Present every line in which the string "حسین" appears.

-*-

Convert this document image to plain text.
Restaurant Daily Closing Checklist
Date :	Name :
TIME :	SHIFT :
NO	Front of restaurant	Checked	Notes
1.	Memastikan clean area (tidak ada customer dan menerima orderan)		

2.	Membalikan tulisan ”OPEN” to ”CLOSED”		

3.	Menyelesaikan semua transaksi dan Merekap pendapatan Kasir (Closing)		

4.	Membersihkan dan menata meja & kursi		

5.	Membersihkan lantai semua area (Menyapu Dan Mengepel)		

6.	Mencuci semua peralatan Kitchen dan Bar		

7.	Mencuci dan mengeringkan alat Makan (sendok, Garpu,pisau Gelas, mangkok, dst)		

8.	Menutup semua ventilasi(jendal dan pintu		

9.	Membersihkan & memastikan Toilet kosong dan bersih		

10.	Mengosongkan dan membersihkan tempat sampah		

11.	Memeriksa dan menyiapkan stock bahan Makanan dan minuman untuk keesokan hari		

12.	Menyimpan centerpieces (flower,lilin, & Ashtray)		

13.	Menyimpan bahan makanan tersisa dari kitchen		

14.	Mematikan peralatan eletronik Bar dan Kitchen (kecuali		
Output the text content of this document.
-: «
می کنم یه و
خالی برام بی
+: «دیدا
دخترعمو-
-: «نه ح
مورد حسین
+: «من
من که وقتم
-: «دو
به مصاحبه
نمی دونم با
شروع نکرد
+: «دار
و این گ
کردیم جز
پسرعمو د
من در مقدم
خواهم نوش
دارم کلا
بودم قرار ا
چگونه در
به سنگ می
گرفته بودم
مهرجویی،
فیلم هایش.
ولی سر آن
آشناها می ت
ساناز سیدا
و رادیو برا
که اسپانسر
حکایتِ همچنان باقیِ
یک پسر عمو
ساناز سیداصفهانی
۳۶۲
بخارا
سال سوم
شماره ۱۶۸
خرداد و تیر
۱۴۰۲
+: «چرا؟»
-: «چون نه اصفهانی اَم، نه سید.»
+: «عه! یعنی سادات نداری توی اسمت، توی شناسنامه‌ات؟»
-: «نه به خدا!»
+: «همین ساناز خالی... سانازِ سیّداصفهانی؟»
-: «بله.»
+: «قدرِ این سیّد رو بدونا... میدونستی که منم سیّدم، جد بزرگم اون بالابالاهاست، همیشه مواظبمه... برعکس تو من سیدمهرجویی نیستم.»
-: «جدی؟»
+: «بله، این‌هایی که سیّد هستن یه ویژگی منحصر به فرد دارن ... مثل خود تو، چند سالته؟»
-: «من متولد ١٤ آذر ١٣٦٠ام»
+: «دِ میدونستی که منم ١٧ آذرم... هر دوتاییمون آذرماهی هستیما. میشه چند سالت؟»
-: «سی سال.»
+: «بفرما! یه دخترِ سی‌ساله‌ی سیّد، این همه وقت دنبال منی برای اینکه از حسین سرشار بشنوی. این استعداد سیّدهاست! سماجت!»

-*-

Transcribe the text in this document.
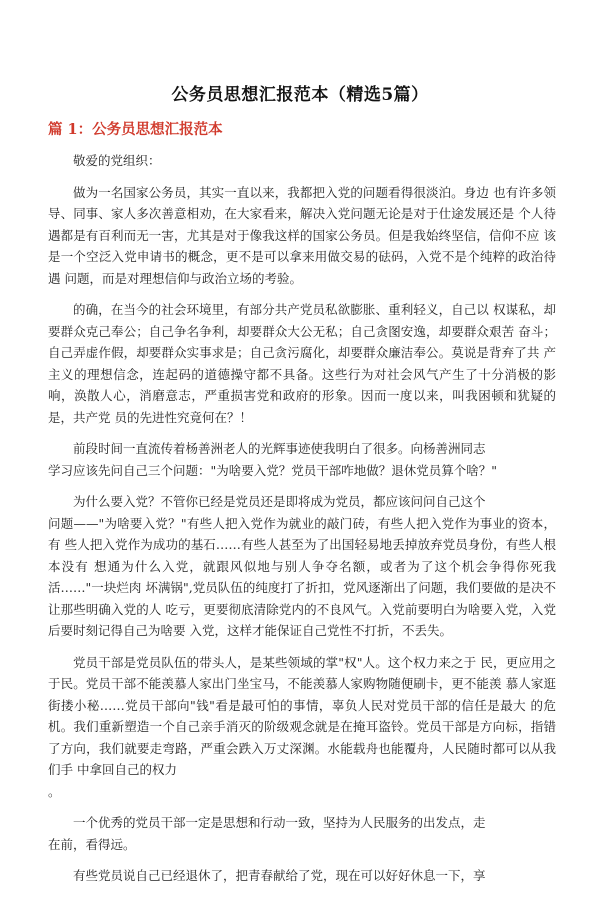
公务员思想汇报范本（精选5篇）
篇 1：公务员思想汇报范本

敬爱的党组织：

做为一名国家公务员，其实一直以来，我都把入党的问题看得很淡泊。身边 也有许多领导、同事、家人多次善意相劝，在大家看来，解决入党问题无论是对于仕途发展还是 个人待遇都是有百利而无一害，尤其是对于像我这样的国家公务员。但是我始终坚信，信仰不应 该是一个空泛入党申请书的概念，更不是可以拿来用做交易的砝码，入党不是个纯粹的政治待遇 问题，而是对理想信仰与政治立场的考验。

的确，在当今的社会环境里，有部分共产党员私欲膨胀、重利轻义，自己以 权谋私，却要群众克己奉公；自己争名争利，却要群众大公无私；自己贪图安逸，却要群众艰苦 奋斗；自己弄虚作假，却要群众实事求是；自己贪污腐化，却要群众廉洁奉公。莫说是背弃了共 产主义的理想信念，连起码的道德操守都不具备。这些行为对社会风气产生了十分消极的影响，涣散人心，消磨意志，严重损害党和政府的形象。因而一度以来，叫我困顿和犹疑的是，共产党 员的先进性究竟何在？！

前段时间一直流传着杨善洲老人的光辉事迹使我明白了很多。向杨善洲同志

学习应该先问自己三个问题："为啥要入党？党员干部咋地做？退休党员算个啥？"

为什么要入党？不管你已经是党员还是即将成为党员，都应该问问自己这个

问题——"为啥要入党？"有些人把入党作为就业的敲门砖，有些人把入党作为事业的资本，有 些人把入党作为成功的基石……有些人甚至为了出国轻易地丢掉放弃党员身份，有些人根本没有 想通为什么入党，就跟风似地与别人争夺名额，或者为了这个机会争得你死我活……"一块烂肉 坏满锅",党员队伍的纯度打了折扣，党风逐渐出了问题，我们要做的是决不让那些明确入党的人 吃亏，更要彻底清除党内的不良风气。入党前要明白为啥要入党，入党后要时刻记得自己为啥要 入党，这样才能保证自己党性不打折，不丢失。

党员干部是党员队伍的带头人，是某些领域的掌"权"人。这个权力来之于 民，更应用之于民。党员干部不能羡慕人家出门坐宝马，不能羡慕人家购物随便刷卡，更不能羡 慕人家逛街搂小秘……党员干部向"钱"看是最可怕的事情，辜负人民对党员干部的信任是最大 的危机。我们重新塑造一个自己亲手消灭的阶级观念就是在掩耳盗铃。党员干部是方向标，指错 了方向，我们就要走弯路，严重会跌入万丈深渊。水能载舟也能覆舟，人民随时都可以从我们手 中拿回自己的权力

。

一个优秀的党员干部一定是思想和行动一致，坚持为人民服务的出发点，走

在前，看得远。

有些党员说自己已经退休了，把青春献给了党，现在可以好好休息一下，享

-*-

Result for this exercise —
مورد حسین
+: «بفرما! یه دخترِ سی‌ساله‌ی سیّد، این همه وقت دنبال منی برای اینکه از حسین سرشار بشنوی. این استعداد سیّدهاست! سماجت!»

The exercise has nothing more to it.